There is a dispute concerning whether the beginning date of the contract was July 23, 1964, or March 1, 1965. This arises because the parties entered into a supplemental agreement providing for payment by defendant to plaintiffs for taking care of the cattle from July 23, 1964, until March 1, 1965. This supplemental agreement was fully performed and is not involved in this action except as it bears upon the starting date of the accounting period. The trial court determined the effect of this supplemental agreement was to postpone the beginning date until March 1, 1965, but we must disagree. While that agreement modified the original contract as to compensation, we are unable to find any evidence that it was intended to postpone the effective date of the1 agreement.

Sixty-three cattle were originally involved in this venture. Later 11 additional cattle were brought into the operation. There were a number of sales out of the herd and a number of additions by birth of calves. Various expenses arose, some of which were covered by specific terms of the contract and some of which were unprovided for. Our task is simply to allocate these various matters where they properly belong and to strike a balance between the parties. There is little law involved. It is principally a matter of fact.

Our trial here is de novo and as provided by rule 344(f) 7, Rules of Civil Procedure, we give consideration to the findings of the trial court although we are not bound by them. Johnson Construction, Inc. v. Vaudt, Iowa, 158 N.W.2d 664, filed May 7, 1968.

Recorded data

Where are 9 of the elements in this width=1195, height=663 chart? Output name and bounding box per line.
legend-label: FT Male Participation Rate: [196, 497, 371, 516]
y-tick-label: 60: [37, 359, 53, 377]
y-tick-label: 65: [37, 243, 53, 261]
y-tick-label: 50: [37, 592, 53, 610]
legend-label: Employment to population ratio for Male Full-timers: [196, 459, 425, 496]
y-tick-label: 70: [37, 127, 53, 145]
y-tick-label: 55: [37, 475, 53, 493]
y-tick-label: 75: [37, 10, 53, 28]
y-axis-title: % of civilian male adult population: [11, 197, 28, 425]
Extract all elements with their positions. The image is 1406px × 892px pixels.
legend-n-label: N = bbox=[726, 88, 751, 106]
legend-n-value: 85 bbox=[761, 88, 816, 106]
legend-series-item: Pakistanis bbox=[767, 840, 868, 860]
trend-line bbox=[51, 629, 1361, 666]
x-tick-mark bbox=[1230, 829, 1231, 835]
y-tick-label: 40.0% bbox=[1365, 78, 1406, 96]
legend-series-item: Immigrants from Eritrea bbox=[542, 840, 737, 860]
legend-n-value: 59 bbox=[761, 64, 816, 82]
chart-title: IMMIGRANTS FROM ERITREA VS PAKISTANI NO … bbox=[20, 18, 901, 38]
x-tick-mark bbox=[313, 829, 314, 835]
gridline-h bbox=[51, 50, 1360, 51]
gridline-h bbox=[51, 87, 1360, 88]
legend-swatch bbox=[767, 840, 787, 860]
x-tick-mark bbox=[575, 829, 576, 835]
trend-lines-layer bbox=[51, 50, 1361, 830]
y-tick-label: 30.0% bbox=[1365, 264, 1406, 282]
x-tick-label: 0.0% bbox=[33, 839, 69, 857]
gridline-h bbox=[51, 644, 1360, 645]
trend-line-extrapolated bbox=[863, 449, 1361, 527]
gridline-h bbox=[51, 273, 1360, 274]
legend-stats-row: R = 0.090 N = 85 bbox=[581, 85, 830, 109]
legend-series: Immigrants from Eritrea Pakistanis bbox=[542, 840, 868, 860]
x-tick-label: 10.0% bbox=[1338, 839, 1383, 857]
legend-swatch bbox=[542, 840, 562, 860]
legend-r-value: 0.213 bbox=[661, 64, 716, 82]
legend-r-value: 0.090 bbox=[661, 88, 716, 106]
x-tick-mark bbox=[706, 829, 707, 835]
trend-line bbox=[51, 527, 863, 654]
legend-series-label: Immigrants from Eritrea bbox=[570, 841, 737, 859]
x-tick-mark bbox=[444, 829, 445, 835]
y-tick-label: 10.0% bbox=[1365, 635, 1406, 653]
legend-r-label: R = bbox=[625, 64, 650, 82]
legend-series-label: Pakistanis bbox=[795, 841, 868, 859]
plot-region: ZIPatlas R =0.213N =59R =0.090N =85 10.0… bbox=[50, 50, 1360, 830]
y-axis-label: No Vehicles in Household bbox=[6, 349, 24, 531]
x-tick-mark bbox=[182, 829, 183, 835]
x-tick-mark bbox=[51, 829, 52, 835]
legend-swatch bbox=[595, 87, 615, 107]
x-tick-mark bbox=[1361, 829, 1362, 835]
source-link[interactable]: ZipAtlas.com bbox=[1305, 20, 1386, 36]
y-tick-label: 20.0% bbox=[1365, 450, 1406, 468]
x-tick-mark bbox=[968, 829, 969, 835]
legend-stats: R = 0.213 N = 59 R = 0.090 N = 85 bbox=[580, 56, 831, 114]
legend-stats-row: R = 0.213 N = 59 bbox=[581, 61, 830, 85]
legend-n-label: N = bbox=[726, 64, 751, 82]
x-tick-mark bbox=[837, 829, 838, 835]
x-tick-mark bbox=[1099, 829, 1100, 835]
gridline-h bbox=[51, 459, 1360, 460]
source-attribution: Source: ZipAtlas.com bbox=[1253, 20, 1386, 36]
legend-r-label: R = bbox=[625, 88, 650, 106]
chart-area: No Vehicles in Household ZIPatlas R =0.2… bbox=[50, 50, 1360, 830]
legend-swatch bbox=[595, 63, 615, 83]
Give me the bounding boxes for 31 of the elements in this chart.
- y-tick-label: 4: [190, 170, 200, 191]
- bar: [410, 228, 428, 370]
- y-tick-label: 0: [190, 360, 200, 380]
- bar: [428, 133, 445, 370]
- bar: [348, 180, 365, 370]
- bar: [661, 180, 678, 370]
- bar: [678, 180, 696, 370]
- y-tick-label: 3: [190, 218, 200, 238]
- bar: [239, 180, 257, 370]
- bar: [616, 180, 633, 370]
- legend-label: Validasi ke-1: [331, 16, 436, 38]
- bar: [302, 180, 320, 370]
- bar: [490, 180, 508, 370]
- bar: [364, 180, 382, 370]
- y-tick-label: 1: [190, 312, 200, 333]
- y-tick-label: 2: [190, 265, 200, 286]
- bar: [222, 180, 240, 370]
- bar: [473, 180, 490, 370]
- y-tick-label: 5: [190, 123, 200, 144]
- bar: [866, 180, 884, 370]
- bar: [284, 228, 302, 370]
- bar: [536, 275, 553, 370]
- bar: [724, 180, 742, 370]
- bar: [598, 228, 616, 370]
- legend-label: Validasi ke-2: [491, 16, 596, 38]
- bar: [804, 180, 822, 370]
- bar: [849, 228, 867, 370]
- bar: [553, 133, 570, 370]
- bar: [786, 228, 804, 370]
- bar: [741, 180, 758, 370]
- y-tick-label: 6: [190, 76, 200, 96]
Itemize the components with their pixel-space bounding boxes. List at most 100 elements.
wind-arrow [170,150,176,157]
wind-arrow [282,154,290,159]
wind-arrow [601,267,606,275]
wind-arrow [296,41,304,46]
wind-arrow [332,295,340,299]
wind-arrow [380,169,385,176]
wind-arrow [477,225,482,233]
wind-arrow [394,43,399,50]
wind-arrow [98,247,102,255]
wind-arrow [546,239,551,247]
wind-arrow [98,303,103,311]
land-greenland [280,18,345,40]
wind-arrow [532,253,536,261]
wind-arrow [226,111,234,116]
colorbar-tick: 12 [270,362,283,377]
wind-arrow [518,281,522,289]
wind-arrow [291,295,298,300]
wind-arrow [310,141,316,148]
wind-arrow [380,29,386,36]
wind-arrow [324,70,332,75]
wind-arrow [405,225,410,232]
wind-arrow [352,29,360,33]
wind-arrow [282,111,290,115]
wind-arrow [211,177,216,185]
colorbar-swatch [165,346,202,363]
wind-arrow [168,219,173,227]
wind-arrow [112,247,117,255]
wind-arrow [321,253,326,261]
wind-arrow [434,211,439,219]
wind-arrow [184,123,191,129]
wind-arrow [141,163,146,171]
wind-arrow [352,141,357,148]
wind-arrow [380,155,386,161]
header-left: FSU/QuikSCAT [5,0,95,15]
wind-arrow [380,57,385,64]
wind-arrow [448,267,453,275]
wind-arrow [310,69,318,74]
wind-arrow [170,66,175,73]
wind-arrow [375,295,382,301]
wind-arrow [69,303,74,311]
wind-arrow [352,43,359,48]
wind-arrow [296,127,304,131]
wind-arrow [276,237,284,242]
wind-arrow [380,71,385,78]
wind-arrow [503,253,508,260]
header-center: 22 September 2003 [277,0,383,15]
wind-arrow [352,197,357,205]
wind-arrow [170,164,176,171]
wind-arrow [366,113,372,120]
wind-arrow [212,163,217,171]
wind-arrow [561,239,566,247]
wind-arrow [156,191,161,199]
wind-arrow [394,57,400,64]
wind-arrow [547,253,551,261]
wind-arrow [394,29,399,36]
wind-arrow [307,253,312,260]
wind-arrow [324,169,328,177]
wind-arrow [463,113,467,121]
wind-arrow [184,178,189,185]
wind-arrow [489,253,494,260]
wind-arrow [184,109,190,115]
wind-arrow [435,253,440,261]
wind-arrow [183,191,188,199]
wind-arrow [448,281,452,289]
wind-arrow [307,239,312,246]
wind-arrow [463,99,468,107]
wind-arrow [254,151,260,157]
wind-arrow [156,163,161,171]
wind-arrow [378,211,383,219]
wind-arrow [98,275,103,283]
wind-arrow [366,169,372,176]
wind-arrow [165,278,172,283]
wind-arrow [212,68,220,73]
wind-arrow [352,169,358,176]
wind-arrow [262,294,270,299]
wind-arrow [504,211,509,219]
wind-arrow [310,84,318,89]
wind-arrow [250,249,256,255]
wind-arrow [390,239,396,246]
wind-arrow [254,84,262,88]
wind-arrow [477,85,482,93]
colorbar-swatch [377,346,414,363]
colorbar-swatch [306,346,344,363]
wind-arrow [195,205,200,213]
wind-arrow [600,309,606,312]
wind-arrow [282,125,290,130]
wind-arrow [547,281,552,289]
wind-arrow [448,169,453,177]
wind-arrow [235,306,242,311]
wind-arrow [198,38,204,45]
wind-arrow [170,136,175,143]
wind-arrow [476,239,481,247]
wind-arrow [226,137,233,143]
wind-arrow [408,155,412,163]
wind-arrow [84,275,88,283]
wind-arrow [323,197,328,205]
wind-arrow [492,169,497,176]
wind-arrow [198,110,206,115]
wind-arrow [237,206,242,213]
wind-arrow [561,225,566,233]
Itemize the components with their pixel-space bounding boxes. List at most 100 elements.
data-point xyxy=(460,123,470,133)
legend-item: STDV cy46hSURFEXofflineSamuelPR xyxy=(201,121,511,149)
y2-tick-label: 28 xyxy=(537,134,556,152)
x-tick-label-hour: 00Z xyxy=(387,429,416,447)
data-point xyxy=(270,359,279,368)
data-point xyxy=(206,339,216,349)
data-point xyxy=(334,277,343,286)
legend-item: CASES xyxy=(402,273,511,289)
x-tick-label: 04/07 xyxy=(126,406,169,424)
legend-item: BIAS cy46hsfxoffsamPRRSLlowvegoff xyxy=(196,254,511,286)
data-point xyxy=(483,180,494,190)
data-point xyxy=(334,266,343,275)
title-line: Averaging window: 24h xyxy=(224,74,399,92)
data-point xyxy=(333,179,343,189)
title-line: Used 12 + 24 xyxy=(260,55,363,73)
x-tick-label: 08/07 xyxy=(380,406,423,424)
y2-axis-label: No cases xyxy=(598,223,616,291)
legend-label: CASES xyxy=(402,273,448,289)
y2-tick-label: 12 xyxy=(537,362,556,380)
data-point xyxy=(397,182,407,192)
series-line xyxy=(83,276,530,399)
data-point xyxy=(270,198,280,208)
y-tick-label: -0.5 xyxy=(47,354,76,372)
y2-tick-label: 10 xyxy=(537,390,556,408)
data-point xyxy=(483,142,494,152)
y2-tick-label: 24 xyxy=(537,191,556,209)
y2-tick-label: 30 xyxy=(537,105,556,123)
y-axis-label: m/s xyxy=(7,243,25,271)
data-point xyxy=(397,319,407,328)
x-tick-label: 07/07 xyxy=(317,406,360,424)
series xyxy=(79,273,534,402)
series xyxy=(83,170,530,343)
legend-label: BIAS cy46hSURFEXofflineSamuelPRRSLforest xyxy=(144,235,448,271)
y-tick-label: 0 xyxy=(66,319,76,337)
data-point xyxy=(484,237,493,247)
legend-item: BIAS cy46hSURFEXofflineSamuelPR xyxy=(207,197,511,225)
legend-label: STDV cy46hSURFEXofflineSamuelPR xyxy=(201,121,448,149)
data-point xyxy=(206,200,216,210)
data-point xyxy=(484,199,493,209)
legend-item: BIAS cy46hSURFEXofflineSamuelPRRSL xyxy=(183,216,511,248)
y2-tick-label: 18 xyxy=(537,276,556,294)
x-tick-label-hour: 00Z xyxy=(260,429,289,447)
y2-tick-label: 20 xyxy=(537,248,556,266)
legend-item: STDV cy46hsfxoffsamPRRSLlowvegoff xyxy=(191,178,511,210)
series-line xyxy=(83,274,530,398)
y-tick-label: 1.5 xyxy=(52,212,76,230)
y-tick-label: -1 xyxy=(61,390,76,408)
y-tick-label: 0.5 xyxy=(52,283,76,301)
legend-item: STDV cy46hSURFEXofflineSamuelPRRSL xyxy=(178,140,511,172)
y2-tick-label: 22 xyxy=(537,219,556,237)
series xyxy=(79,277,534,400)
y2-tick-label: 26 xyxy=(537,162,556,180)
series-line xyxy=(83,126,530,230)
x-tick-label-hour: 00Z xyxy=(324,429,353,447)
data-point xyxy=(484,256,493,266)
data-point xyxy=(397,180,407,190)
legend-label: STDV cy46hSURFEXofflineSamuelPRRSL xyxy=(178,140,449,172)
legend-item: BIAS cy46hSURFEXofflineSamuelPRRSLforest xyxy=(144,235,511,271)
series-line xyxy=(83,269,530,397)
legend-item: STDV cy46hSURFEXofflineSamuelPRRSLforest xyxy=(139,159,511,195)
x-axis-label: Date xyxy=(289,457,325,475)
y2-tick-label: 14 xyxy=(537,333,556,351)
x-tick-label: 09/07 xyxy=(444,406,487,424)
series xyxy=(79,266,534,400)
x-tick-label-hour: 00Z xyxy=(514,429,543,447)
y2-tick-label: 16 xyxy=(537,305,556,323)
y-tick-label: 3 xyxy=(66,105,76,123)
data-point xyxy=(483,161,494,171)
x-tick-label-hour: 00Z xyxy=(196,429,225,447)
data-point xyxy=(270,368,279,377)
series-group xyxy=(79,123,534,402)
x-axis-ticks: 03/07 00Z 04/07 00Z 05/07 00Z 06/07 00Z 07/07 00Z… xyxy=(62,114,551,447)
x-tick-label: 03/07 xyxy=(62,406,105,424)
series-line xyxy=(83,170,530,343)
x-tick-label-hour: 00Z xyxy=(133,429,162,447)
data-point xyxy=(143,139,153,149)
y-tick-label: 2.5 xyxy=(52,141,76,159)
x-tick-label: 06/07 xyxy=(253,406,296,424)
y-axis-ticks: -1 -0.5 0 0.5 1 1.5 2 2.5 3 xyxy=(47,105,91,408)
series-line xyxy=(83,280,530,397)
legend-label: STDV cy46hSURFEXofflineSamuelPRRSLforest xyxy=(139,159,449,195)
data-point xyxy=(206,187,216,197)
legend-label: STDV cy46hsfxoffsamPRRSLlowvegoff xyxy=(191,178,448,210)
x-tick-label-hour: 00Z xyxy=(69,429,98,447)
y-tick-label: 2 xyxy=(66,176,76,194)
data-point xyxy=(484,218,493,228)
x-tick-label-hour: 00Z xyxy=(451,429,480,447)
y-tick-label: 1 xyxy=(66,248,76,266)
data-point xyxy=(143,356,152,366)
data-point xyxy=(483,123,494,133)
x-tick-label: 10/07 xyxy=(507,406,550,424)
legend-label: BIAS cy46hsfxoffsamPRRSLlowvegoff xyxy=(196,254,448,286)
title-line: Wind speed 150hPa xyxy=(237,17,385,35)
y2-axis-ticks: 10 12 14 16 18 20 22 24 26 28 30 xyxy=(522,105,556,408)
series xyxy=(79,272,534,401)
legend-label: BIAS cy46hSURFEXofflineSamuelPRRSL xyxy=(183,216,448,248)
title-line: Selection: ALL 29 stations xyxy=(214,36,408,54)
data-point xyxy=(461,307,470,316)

_Task prompt_
Can you repeat the court opinion excerpt from "Our trial here" up to and including "May 7, 1968.", substituting "lower court" for "trial court"?

_Solution for this problem_
Our trial here is de novo and as provided by rule 344(f) 7, Rules of Civil Procedure, we give consideration to the findings of the lower court although we are not bound by them. Johnson Construction, Inc. v. Vaudt, Iowa, 158 N.W.2d 664, filed May 7, 1968.